> _INSTRUCTIONS TO FOLLOW_
Copy every entry word for word, but skip the pictures.

> _MATERIALS PROVIDED_
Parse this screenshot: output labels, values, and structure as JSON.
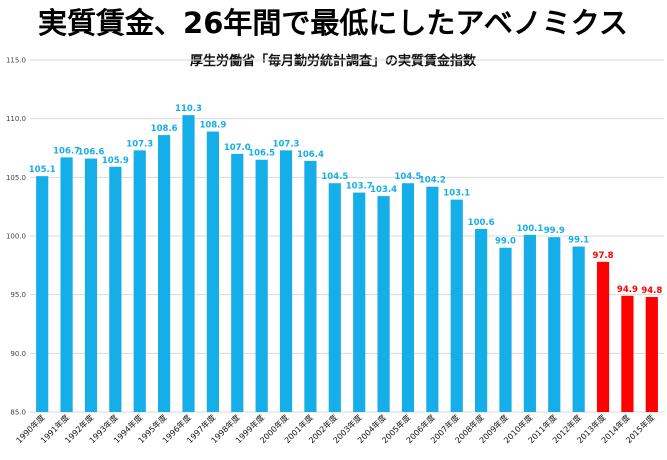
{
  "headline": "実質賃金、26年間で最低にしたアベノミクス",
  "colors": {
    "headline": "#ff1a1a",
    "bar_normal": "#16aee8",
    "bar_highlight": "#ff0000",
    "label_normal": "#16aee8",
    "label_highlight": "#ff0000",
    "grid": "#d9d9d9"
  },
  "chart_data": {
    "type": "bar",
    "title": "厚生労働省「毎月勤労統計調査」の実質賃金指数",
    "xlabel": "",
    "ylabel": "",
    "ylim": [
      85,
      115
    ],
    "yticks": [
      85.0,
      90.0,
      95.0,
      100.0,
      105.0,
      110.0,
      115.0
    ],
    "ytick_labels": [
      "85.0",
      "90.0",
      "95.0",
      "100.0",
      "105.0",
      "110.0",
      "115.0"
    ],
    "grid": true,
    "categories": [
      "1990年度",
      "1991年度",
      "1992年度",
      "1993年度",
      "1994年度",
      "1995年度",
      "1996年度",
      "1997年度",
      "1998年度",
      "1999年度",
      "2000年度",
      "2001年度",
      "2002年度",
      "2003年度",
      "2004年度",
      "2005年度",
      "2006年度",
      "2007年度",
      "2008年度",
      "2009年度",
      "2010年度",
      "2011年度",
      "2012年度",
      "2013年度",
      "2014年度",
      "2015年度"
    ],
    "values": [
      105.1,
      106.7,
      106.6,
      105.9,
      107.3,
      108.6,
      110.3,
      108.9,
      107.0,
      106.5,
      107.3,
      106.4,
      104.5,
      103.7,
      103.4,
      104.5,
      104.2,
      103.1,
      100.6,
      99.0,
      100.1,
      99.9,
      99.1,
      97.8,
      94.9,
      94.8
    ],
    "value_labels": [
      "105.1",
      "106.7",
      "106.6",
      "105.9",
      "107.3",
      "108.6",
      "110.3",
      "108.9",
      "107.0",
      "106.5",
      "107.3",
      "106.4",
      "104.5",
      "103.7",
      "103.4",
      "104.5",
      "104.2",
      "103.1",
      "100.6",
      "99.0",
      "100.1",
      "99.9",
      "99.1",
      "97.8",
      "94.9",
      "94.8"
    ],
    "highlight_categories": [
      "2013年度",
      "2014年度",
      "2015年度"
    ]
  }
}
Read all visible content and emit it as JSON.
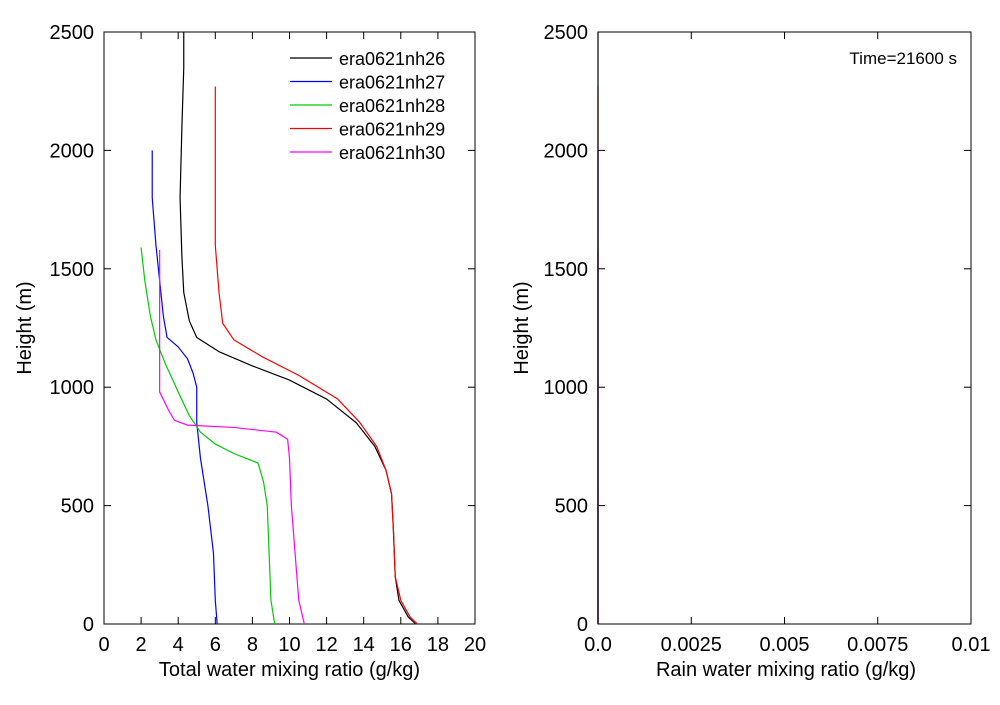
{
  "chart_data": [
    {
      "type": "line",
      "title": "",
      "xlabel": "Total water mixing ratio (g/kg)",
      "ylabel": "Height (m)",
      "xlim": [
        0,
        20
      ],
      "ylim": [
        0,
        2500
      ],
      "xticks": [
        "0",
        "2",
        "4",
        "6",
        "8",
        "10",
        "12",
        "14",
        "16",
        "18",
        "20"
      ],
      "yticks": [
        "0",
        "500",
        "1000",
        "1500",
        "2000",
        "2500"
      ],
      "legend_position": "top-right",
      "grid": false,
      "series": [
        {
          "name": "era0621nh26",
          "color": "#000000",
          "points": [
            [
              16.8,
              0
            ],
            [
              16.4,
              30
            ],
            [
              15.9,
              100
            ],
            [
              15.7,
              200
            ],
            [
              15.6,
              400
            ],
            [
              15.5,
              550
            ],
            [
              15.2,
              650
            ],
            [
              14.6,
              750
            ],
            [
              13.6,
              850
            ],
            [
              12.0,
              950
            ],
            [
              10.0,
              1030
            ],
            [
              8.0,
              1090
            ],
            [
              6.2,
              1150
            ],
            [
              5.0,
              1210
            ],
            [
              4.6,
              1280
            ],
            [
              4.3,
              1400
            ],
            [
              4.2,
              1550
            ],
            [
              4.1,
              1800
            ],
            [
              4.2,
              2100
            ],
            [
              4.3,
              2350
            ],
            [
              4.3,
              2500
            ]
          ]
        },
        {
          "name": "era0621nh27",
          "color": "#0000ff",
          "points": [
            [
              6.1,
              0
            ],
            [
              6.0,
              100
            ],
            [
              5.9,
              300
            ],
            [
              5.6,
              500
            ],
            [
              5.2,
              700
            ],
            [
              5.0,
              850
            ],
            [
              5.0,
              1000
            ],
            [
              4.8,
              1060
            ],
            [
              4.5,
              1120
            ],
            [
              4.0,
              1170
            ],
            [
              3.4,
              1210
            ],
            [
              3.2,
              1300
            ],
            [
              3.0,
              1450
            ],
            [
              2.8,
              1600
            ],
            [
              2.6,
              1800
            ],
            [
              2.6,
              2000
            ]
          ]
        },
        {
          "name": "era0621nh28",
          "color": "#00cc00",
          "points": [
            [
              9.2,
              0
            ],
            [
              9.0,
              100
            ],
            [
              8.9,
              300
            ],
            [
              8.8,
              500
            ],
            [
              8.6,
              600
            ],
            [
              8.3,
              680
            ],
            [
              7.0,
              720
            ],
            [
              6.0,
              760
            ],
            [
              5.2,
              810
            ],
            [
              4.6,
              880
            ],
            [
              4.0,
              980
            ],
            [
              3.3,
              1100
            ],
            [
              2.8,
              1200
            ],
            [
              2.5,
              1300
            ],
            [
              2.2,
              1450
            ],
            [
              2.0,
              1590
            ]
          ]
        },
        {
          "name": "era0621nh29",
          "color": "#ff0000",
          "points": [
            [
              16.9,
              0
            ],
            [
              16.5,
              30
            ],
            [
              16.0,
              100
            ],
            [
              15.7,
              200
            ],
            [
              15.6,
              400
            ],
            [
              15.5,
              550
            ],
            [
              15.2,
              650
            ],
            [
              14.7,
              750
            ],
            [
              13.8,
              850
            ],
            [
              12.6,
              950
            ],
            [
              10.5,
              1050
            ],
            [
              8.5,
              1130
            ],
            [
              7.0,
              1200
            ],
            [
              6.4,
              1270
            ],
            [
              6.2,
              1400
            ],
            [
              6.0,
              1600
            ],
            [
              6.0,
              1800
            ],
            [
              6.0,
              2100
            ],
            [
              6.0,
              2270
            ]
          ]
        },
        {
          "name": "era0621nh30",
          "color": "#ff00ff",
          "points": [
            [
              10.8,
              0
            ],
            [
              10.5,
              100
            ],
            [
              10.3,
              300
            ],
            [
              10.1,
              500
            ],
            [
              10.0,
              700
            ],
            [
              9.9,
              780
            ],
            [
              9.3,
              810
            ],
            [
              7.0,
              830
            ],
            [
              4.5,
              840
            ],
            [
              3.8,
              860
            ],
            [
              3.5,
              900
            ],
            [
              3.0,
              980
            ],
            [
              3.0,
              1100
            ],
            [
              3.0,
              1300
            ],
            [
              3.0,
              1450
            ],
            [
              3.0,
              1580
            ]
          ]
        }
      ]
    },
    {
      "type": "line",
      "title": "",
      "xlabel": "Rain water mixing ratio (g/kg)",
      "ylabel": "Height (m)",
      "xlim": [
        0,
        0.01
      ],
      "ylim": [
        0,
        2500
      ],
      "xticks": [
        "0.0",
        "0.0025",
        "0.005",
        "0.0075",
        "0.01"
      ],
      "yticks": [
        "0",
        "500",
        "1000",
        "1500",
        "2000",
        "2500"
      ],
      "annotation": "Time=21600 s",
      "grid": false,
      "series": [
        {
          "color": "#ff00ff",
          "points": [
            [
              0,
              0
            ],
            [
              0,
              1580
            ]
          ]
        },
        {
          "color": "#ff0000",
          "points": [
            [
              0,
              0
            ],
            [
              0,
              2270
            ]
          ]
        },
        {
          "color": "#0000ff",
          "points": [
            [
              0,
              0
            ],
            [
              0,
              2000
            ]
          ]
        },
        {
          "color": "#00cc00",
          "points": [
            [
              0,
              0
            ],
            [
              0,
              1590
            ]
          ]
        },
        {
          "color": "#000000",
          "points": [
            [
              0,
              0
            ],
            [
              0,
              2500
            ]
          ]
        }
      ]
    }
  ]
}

> _FINISHED EXERCISE_
Parse this screenshot: output labels, values, and structure as JSON.
{
  "headline": "実質賃金、26年間で最低にしたアベノミクス",
  "colors": {
    "headline": "#ff1a1a",
    "bar_normal": "#16aee8",
    "bar_highlight": "#ff0000",
    "label_normal": "#16aee8",
    "label_highlight": "#ff0000",
    "grid": "#d9d9d9"
  },
  "chart_data": {
    "type": "bar",
    "title": "厚生労働省「毎月勤労統計調査」の実質賃金指数",
    "xlabel": "",
    "ylabel": "",
    "ylim": [
      85,
      115
    ],
    "yticks": [
      85.0,
      90.0,
      95.0,
      100.0,
      105.0,
      110.0,
      115.0
    ],
    "ytick_labels": [
      "85.0",
      "90.0",
      "95.0",
      "100.0",
      "105.0",
      "110.0",
      "115.0"
    ],
    "grid": true,
    "categories": [
      "1990年度",
      "1991年度",
      "1992年度",
      "1993年度",
      "1994年度",
      "1995年度",
      "1996年度",
      "1997年度",
      "1998年度",
      "1999年度",
      "2000年度",
      "2001年度",
      "2002年度",
      "2003年度",
      "2004年度",
      "2005年度",
      "2006年度",
      "2007年度",
      "2008年度",
      "2009年度",
      "2010年度",
      "2011年度",
      "2012年度",
      "2013年度",
      "2014年度",
      "2015年度"
    ],
    "values": [
      105.1,
      106.7,
      106.6,
      105.9,
      107.3,
      108.6,
      110.3,
      108.9,
      107.0,
      106.5,
      107.3,
      106.4,
      104.5,
      103.7,
      103.4,
      104.5,
      104.2,
      103.1,
      100.6,
      99.0,
      100.1,
      99.9,
      99.1,
      97.8,
      94.9,
      94.8
    ],
    "value_labels": [
      "105.1",
      "106.7",
      "106.6",
      "105.9",
      "107.3",
      "108.6",
      "110.3",
      "108.9",
      "107.0",
      "106.5",
      "107.3",
      "106.4",
      "104.5",
      "103.7",
      "103.4",
      "104.5",
      "104.2",
      "103.1",
      "100.6",
      "99.0",
      "100.1",
      "99.9",
      "99.1",
      "97.8",
      "94.9",
      "94.8"
    ],
    "highlight_categories": [
      "2013年度",
      "2014年度",
      "2015年度"
    ]
  }
}
Read all visible content and emit it as JSON.
{
  "chart_data": [
    {
      "type": "line",
      "title": "",
      "xlabel": "Total water mixing ratio (g/kg)",
      "ylabel": "Height (m)",
      "xlim": [
        0,
        20
      ],
      "ylim": [
        0,
        2500
      ],
      "xticks": [
        "0",
        "2",
        "4",
        "6",
        "8",
        "10",
        "12",
        "14",
        "16",
        "18",
        "20"
      ],
      "yticks": [
        "0",
        "500",
        "1000",
        "1500",
        "2000",
        "2500"
      ],
      "legend_position": "top-right",
      "grid": false,
      "series": [
        {
          "name": "era0621nh26",
          "color": "#000000",
          "points": [
            [
              16.8,
              0
            ],
            [
              16.4,
              30
            ],
            [
              15.9,
              100
            ],
            [
              15.7,
              200
            ],
            [
              15.6,
              400
            ],
            [
              15.5,
              550
            ],
            [
              15.2,
              650
            ],
            [
              14.6,
              750
            ],
            [
              13.6,
              850
            ],
            [
              12.0,
              950
            ],
            [
              10.0,
              1030
            ],
            [
              8.0,
              1090
            ],
            [
              6.2,
              1150
            ],
            [
              5.0,
              1210
            ],
            [
              4.6,
              1280
            ],
            [
              4.3,
              1400
            ],
            [
              4.2,
              1550
            ],
            [
              4.1,
              1800
            ],
            [
              4.2,
              2100
            ],
            [
              4.3,
              2350
            ],
            [
              4.3,
              2500
            ]
          ]
        },
        {
          "name": "era0621nh27",
          "color": "#0000ff",
          "points": [
            [
              6.1,
              0
            ],
            [
              6.0,
              100
            ],
            [
              5.9,
              300
            ],
            [
              5.6,
              500
            ],
            [
              5.2,
              700
            ],
            [
              5.0,
              850
            ],
            [
              5.0,
              1000
            ],
            [
              4.8,
              1060
            ],
            [
              4.5,
              1120
            ],
            [
              4.0,
              1170
            ],
            [
              3.4,
              1210
            ],
            [
              3.2,
              1300
            ],
            [
              3.0,
              1450
            ],
            [
              2.8,
              1600
            ],
            [
              2.6,
              1800
            ],
            [
              2.6,
              2000
            ]
          ]
        },
        {
          "name": "era0621nh28",
          "color": "#00cc00",
          "points": [
            [
              9.2,
              0
            ],
            [
              9.0,
              100
            ],
            [
              8.9,
              300
            ],
            [
              8.8,
              500
            ],
            [
              8.6,
              600
            ],
            [
              8.3,
              680
            ],
            [
              7.0,
              720
            ],
            [
              6.0,
              760
            ],
            [
              5.2,
              810
            ],
            [
              4.6,
              880
            ],
            [
              4.0,
              980
            ],
            [
              3.3,
              1100
            ],
            [
              2.8,
              1200
            ],
            [
              2.5,
              1300
            ],
            [
              2.2,
              1450
            ],
            [
              2.0,
              1590
            ]
          ]
        },
        {
          "name": "era0621nh29",
          "color": "#ff0000",
          "points": [
            [
              16.9,
              0
            ],
            [
              16.5,
              30
            ],
            [
              16.0,
              100
            ],
            [
              15.7,
              200
            ],
            [
              15.6,
              400
            ],
            [
              15.5,
              550
            ],
            [
              15.2,
              650
            ],
            [
              14.7,
              750
            ],
            [
              13.8,
              850
            ],
            [
              12.6,
              950
            ],
            [
              10.5,
              1050
            ],
            [
              8.5,
              1130
            ],
            [
              7.0,
              1200
            ],
            [
              6.4,
              1270
            ],
            [
              6.2,
              1400
            ],
            [
              6.0,
              1600
            ],
            [
              6.0,
              1800
            ],
            [
              6.0,
              2100
            ],
            [
              6.0,
              2270
            ]
          ]
        },
        {
          "name": "era0621nh30",
          "color": "#ff00ff",
          "points": [
            [
              10.8,
              0
            ],
            [
              10.5,
              100
            ],
            [
              10.3,
              300
            ],
            [
              10.1,
              500
            ],
            [
              10.0,
              700
            ],
            [
              9.9,
              780
            ],
            [
              9.3,
              810
            ],
            [
              7.0,
              830
            ],
            [
              4.5,
              840
            ],
            [
              3.8,
              860
            ],
            [
              3.5,
              900
            ],
            [
              3.0,
              980
            ],
            [
              3.0,
              1100
            ],
            [
              3.0,
              1300
            ],
            [
              3.0,
              1450
            ],
            [
              3.0,
              1580
            ]
          ]
        }
      ]
    },
    {
      "type": "line",
      "title": "",
      "xlabel": "Rain water mixing ratio (g/kg)",
      "ylabel": "Height (m)",
      "xlim": [
        0,
        0.01
      ],
      "ylim": [
        0,
        2500
      ],
      "xticks": [
        "0.0",
        "0.0025",
        "0.005",
        "0.0075",
        "0.01"
      ],
      "yticks": [
        "0",
        "500",
        "1000",
        "1500",
        "2000",
        "2500"
      ],
      "annotation": "Time=21600 s",
      "grid": false,
      "series": [
        {
          "color": "#ff00ff",
          "points": [
            [
              0,
              0
            ],
            [
              0,
              1580
            ]
          ]
        },
        {
          "color": "#ff0000",
          "points": [
            [
              0,
              0
            ],
            [
              0,
              2270
            ]
          ]
        },
        {
          "color": "#0000ff",
          "points": [
            [
              0,
              0
            ],
            [
              0,
              2000
            ]
          ]
        },
        {
          "color": "#00cc00",
          "points": [
            [
              0,
              0
            ],
            [
              0,
              1590
            ]
          ]
        },
        {
          "color": "#000000",
          "points": [
            [
              0,
              0
            ],
            [
              0,
              2500
            ]
          ]
        }
      ]
    }
  ]
}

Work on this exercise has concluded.